I realized one minor exception when I wanted to explore binaries with the lipo tool since all the 'Xcode command line tools' remained in x86_64 and there was a library mismatch. Reinstalling the Universal Binary version of the tools did the trick:

sudo rm -rf /Library/Developer/CommandLineTools/
sudo xcode-select --install

For now I'm staying with the whole userland below /usr/local/ being x86_64 so everything I run from there needs to be translated using Rosetta2 to arm64e once. I'm reluctant to start over with arm64e native homebrew for now since it is not quite ready for arm64e yet (some formulas will break). As such it's important to stay on the 'wrong' architecture when dealing with homebrew for the next weeks. To install for example a tool to examine/use transparent filesystem compression I can't call brew directly but have to use the arch command instead:

arch -x86_64 brew install afsctool

(defining alias brew="arch -x86_64 brew" might be a good idea in such a situation and an alternative when always working directly sitting in front of the machine is to tick the 'open in Rosetta' checkbox of Terminal.app or iTerm.app in Finder since the architecture the app is running with will be inherited to every process executed from within)

Since Migration Assistant transferred everything including all settings also the hostnames were identical which is a bit disturbing given that I'm accessing the new MacBook often via SSH. To rename the new Mac from mac-tk to mac-tk-air I did the following:

sudo scutil --set ComputerName mac-tk-air
sudo scutil --set HostName mac-tk-air
sudo scutil --set LocalHostName mac-tk-air.local

First impressions

The "Apple Silicon" MacBook Air feels faster than my 16" Intel MacBook (Core i7-9750H, also 16 GB RAM), opening applications with lots of documents (~60 tabs in Safari, ~50 partially large text documents in BBEdit) is faster, sleep/wake is literally immediate but sound output is not that great as on the larger Intel MacBook ;)

Basic collection of information

CPU performance assessment

Since being an energy efficiency fetishist I played around with ARM single board computers as miniature servers for a while. To benchmark those things I found 7-zip's internal benchmark a pretty good representation of 'server workloads in general' since relying on integer/memory. Of course it makes absolutely no sense at all to use this benchmark on a Mac laptop due to totally different use cases.

I gave it a try just for a quick efficiency comparison with my Intel MacBook. /usr/local/bin/7z b ends up with ~27500 7-zip MIPS running in Rosetta2 'emulation' mode. After half an hour some slight throttling happens and the results are in the 26000-26500 range. The MacBook Air has no fan, is passively cooled and doesn't even get hot (touch test).

========================================

Work to do.
1. Answer these questions about the text on moving to an Apple Silicon MacBook Air:
(a) Which tool was the author trying to use when the library mismatch with the command line tools showed up?
(b) What was the new Mac renamed from, and to what?
(c) What result did the 7-zip benchmark give at first under Rosetta2?
2. Write a continuation of the text on moving to an Apple Silicon MacBook Air, starting after its final sentence.

Recorded information.

========================================

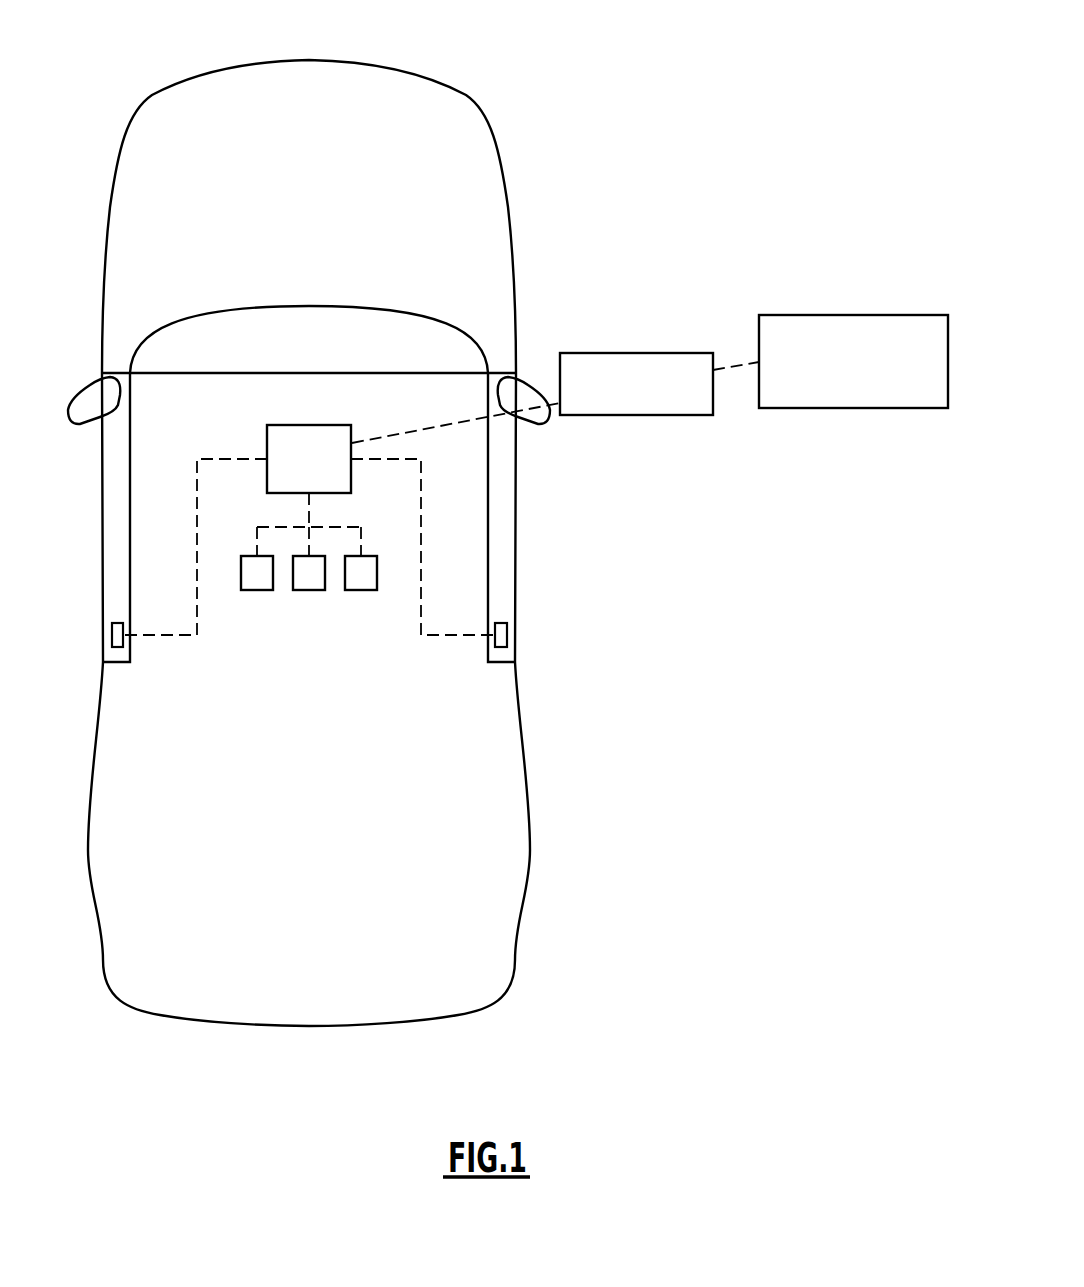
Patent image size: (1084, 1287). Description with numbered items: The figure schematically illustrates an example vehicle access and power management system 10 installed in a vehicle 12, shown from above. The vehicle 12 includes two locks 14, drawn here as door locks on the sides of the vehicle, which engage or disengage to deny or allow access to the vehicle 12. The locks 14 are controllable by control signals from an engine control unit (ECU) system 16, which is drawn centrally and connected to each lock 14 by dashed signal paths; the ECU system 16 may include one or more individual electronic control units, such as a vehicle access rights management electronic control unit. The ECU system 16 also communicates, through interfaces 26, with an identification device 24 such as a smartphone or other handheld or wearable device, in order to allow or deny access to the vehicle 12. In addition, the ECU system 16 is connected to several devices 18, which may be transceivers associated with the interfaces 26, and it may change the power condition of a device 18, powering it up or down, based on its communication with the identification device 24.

========================================

Response list.
1.
(a) The lipo tool.
(b) From mac-tk to mac-tk-air.
(c) About 27500 7-zip MIPS.

2.
The very same benchmark running natively on my Intel i7-9750H MacBook Pro (6 cores, 12 threads) results in roughly 30000 7-zip MIPS while the system draws ~80W from the wall, the fan kicks in after a minute and screams at +5000 rpm and a little later the CPU thermal sensor reports temperatures above 90°C (still with fan on maximum speed).

I won't do any further real CPU performance testing since 'fast enough' or let's better say simply impressive considering the thermal behaviour and that I tested an Intel binary on the ARM laptop running via binary translation. I'll focus on performance/watt measurements solely later on.

Update: When running a native arm64e 7-zip binary we're at slightly above 33000 7-zip MIPS (at below 14W consumption without any throttling) or in other words: only 20% faster compared to Rosetta2 'emulation' mode and ~10% faster than a 6C/12T i7-9750H.

Internal storage

Fortunately the SSD is still exposed as NVMe storage so SMART queries will work. ioreg -l shows

"IOClass" = "AppleANS3NVMeController"
"IOPolledInterface" = "IONVMeControllerPolledAdapter is not serializable"
"IOMaximumSegmentByteCountRead" = 4096
"IOPlatformPanicAction" = 0
"IOPersonalityPublisher" = "com.apple.iokit.IONVMeFamily"
"IOReportLegendPublic" = Yes
"IOCommandPoolSize" = 64
"IOProviderClass" = "RTBuddyService"
"Physical Interconnect Location" = "Internal"
"IOMaximumSegmentByteCountWrite" = 4096
"IOMaximumSegmentCountRead" = 256
"Model Number" = "APPLE SSD AP0512Q"
"IOProbeScore" = 300000
"IOPowerManagement" = {"DevicePowerState"=1,"CurrentPowerState"=1,"CapabilityFlags"=32768,"MaxPowerState"=1}
"IOMaximumSegmentCountWrite" = 256
"Serial Number" = "---"
"NVMe Revision Supported" = "1.10"
"IOPropertyMatch" = {"role"="ANS2"}
"AppleNANDStatus" = "Ready"
"Chipset Name" = "SSD Controller"
"Physical Interconnect" = "Apple Fabric"
"CFBundleIdentifierKernel" = "com.apple.iokit.IONVMeFamily"
"Vendor Name" = "Apple"
"CFBundleIdentifier" = "com.apple.iokit.IONVMeFamily"
"IOMatchCategory" = "IODefaultMatchCategory"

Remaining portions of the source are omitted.